[Start of RECORDS SHOWN]

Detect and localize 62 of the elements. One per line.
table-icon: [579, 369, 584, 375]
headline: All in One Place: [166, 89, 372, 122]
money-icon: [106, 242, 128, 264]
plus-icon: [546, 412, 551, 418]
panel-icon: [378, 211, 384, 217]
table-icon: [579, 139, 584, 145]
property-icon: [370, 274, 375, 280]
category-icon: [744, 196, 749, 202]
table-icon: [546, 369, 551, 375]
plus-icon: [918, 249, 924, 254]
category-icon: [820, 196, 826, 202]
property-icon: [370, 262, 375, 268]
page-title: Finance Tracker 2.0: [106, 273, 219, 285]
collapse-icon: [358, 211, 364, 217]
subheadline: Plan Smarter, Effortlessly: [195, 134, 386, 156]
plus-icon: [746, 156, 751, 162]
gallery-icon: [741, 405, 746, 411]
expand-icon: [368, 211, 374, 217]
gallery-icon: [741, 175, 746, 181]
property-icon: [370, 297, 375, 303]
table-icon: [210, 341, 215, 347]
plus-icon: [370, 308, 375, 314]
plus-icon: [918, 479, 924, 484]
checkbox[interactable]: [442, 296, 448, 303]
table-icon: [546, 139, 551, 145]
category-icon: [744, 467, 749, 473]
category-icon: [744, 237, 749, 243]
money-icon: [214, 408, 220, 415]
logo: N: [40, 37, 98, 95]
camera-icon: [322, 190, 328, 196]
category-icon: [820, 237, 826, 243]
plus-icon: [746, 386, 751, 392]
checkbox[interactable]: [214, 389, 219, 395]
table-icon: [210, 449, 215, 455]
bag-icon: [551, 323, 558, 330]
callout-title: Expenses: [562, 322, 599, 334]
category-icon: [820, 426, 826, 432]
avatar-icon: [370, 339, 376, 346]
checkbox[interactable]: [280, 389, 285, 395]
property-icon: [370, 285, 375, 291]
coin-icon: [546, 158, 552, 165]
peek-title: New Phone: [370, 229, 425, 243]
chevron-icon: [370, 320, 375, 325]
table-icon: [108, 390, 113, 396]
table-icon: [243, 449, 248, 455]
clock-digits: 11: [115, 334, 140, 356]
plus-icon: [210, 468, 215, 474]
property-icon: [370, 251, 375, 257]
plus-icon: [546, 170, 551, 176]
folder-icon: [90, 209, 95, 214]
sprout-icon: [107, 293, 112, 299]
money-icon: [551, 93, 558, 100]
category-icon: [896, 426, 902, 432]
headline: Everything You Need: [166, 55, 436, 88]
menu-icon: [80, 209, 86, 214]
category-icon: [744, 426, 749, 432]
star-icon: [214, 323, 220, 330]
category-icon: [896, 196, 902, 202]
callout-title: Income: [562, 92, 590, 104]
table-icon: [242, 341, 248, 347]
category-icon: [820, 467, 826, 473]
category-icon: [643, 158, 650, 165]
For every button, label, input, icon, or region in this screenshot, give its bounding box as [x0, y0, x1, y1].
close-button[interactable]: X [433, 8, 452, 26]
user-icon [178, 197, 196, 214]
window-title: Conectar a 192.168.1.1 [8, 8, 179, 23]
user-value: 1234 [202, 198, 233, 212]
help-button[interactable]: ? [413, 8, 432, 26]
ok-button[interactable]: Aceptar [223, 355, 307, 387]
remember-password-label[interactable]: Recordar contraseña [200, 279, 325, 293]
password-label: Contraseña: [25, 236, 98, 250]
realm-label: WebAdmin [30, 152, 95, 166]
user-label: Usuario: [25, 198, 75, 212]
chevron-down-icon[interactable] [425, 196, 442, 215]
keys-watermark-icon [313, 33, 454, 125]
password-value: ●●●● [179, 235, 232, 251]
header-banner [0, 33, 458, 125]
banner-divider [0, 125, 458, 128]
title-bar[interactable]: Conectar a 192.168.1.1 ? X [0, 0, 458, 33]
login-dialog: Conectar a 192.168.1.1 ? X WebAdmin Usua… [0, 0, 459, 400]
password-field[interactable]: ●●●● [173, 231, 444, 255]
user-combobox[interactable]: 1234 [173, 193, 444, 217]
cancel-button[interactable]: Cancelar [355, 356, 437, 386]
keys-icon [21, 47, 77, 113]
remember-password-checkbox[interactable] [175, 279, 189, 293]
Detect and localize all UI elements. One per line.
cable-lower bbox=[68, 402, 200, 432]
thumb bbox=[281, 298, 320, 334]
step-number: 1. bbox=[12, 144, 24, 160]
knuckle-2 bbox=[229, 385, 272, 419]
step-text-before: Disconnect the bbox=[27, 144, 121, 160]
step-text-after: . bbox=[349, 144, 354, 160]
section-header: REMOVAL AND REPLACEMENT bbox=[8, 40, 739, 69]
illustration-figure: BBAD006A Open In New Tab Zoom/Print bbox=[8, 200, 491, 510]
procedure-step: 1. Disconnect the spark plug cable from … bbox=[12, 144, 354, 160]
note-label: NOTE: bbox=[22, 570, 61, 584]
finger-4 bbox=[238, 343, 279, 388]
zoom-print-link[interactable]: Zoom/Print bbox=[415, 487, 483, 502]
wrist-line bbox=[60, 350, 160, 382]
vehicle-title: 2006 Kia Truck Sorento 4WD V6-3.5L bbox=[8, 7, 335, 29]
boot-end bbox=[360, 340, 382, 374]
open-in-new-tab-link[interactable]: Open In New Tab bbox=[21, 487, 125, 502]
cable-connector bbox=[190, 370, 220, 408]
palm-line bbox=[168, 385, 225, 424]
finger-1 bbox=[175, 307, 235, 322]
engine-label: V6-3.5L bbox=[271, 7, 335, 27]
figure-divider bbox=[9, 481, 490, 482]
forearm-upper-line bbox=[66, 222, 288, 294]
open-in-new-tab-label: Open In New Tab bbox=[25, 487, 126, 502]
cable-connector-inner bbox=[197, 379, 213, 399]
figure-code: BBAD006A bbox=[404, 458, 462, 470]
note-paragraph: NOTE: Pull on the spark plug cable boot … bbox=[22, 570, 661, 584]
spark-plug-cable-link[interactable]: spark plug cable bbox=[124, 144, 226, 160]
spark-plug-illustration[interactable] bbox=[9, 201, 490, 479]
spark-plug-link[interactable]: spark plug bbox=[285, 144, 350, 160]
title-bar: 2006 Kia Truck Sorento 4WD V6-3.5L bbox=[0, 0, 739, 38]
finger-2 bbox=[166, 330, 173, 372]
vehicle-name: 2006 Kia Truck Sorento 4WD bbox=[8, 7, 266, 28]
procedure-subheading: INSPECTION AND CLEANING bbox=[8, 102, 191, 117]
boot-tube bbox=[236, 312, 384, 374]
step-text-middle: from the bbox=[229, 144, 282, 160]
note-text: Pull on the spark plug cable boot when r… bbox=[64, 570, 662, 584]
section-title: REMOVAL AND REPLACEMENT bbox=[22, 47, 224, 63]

[End of RECORDS SHOWN]

=== PROBLEM DETAILS ===
Copy every line of the material above verbatim, with no changes.

=== REPLY ===
Detect and localize 62 of the elements. One per line.
table-icon: [579, 369, 584, 375]
headline: All in One Place: [166, 89, 372, 122]
money-icon: [106, 242, 128, 264]
plus-icon: [546, 412, 551, 418]
panel-icon: [378, 211, 384, 217]
table-icon: [579, 139, 584, 145]
property-icon: [370, 274, 375, 280]
category-icon: [744, 196, 749, 202]
table-icon: [546, 369, 551, 375]
plus-icon: [918, 249, 924, 254]
category-icon: [820, 196, 826, 202]
property-icon: [370, 262, 375, 268]
page-title: Finance Tracker 2.0: [106, 273, 219, 285]
collapse-icon: [358, 211, 364, 217]
subheadline: Plan Smarter, Effortlessly: [195, 134, 386, 156]
plus-icon: [746, 156, 751, 162]
gallery-icon: [741, 405, 746, 411]
expand-icon: [368, 211, 374, 217]
gallery-icon: [741, 175, 746, 181]
property-icon: [370, 297, 375, 303]
table-icon: [210, 341, 215, 347]
plus-icon: [370, 308, 375, 314]
plus-icon: [918, 479, 924, 484]
checkbox[interactable]: [442, 296, 448, 303]
table-icon: [546, 139, 551, 145]
category-icon: [744, 467, 749, 473]
category-icon: [744, 237, 749, 243]
money-icon: [214, 408, 220, 415]
logo: N: [40, 37, 98, 95]
camera-icon: [322, 190, 328, 196]
category-icon: [820, 237, 826, 243]
plus-icon: [746, 386, 751, 392]
checkbox[interactable]: [214, 389, 219, 395]
table-icon: [210, 449, 215, 455]
bag-icon: [551, 323, 558, 330]
callout-title: Expenses: [562, 322, 599, 334]
category-icon: [820, 426, 826, 432]
avatar-icon: [370, 339, 376, 346]
checkbox[interactable]: [280, 389, 285, 395]
property-icon: [370, 285, 375, 291]
coin-icon: [546, 158, 552, 165]
peek-title: New Phone: [370, 229, 425, 243]
chevron-icon: [370, 320, 375, 325]
table-icon: [108, 390, 113, 396]
table-icon: [243, 449, 248, 455]
clock-digits: 11: [115, 334, 140, 356]
plus-icon: [210, 468, 215, 474]
property-icon: [370, 251, 375, 257]
plus-icon: [546, 170, 551, 176]
folder-icon: [90, 209, 95, 214]
sprout-icon: [107, 293, 112, 299]
money-icon: [551, 93, 558, 100]
category-icon: [896, 426, 902, 432]
headline: Everything You Need: [166, 55, 436, 88]
menu-icon: [80, 209, 86, 214]
category-icon: [744, 426, 749, 432]
star-icon: [214, 323, 220, 330]
category-icon: [896, 196, 902, 202]
callout-title: Income: [562, 92, 590, 104]
table-icon: [242, 341, 248, 347]
category-icon: [820, 467, 826, 473]
category-icon: [643, 158, 650, 165]
For every button, label, input, icon, or region in this screenshot, give its bounding box as [x0, y0, x1, y1].
close-button[interactable]: X [433, 8, 452, 26]
user-icon [178, 197, 196, 214]
window-title: Conectar a 192.168.1.1 [8, 8, 179, 23]
user-value: 1234 [202, 198, 233, 212]
help-button[interactable]: ? [413, 8, 432, 26]
ok-button[interactable]: Aceptar [223, 355, 307, 387]
remember-password-label[interactable]: Recordar contraseña [200, 279, 325, 293]
password-label: Contraseña: [25, 236, 98, 250]
realm-label: WebAdmin [30, 152, 95, 166]
user-label: Usuario: [25, 198, 75, 212]
chevron-down-icon[interactable] [425, 196, 442, 215]
keys-watermark-icon [313, 33, 454, 125]
password-value: ●●●● [179, 235, 232, 251]
header-banner [0, 33, 458, 125]
banner-divider [0, 125, 458, 128]
title-bar[interactable]: Conectar a 192.168.1.1 ? X [0, 0, 458, 33]
login-dialog: Conectar a 192.168.1.1 ? X WebAdmin Usua… [0, 0, 459, 400]
password-field[interactable]: ●●●● [173, 231, 444, 255]
user-combobox[interactable]: 1234 [173, 193, 444, 217]
cancel-button[interactable]: Cancelar [355, 356, 437, 386]
keys-icon [21, 47, 77, 113]
remember-password-checkbox[interactable] [175, 279, 189, 293]
Detect and localize all UI elements. One per line.
cable-lower bbox=[68, 402, 200, 432]
thumb bbox=[281, 298, 320, 334]
step-number: 1. bbox=[12, 144, 24, 160]
knuckle-2 bbox=[229, 385, 272, 419]
step-text-before: Disconnect the bbox=[27, 144, 121, 160]
step-text-after: . bbox=[349, 144, 354, 160]
section-header: REMOVAL AND REPLACEMENT bbox=[8, 40, 739, 69]
illustration-figure: BBAD006A Open In New Tab Zoom/Print bbox=[8, 200, 491, 510]
procedure-step: 1. Disconnect the spark plug cable from … bbox=[12, 144, 354, 160]
note-label: NOTE: bbox=[22, 570, 61, 584]
finger-4 bbox=[238, 343, 279, 388]
zoom-print-link[interactable]: Zoom/Print bbox=[415, 487, 483, 502]
wrist-line bbox=[60, 350, 160, 382]
vehicle-title: 2006 Kia Truck Sorento 4WD V6-3.5L bbox=[8, 7, 335, 29]
boot-end bbox=[360, 340, 382, 374]
open-in-new-tab-link[interactable]: Open In New Tab bbox=[21, 487, 125, 502]
cable-connector bbox=[190, 370, 220, 408]
palm-line bbox=[168, 385, 225, 424]
finger-1 bbox=[175, 307, 235, 322]
engine-label: V6-3.5L bbox=[271, 7, 335, 27]
figure-divider bbox=[9, 481, 490, 482]
forearm-upper-line bbox=[66, 222, 288, 294]
open-in-new-tab-label: Open In New Tab bbox=[25, 487, 126, 502]
cable-connector-inner bbox=[197, 379, 213, 399]
figure-code: BBAD006A bbox=[404, 458, 462, 470]
note-paragraph: NOTE: Pull on the spark plug cable boot … bbox=[22, 570, 661, 584]
spark-plug-cable-link[interactable]: spark plug cable bbox=[124, 144, 226, 160]
spark-plug-illustration[interactable] bbox=[9, 201, 490, 479]
spark-plug-link[interactable]: spark plug bbox=[285, 144, 350, 160]
title-bar: 2006 Kia Truck Sorento 4WD V6-3.5L bbox=[0, 0, 739, 38]
finger-2 bbox=[166, 330, 173, 372]
vehicle-name: 2006 Kia Truck Sorento 4WD bbox=[8, 7, 266, 28]
procedure-subheading: INSPECTION AND CLEANING bbox=[8, 102, 191, 117]
boot-tube bbox=[236, 312, 384, 374]
step-text-middle: from the bbox=[229, 144, 282, 160]
note-text: Pull on the spark plug cable boot when r… bbox=[64, 570, 662, 584]
section-title: REMOVAL AND REPLACEMENT bbox=[22, 47, 224, 63]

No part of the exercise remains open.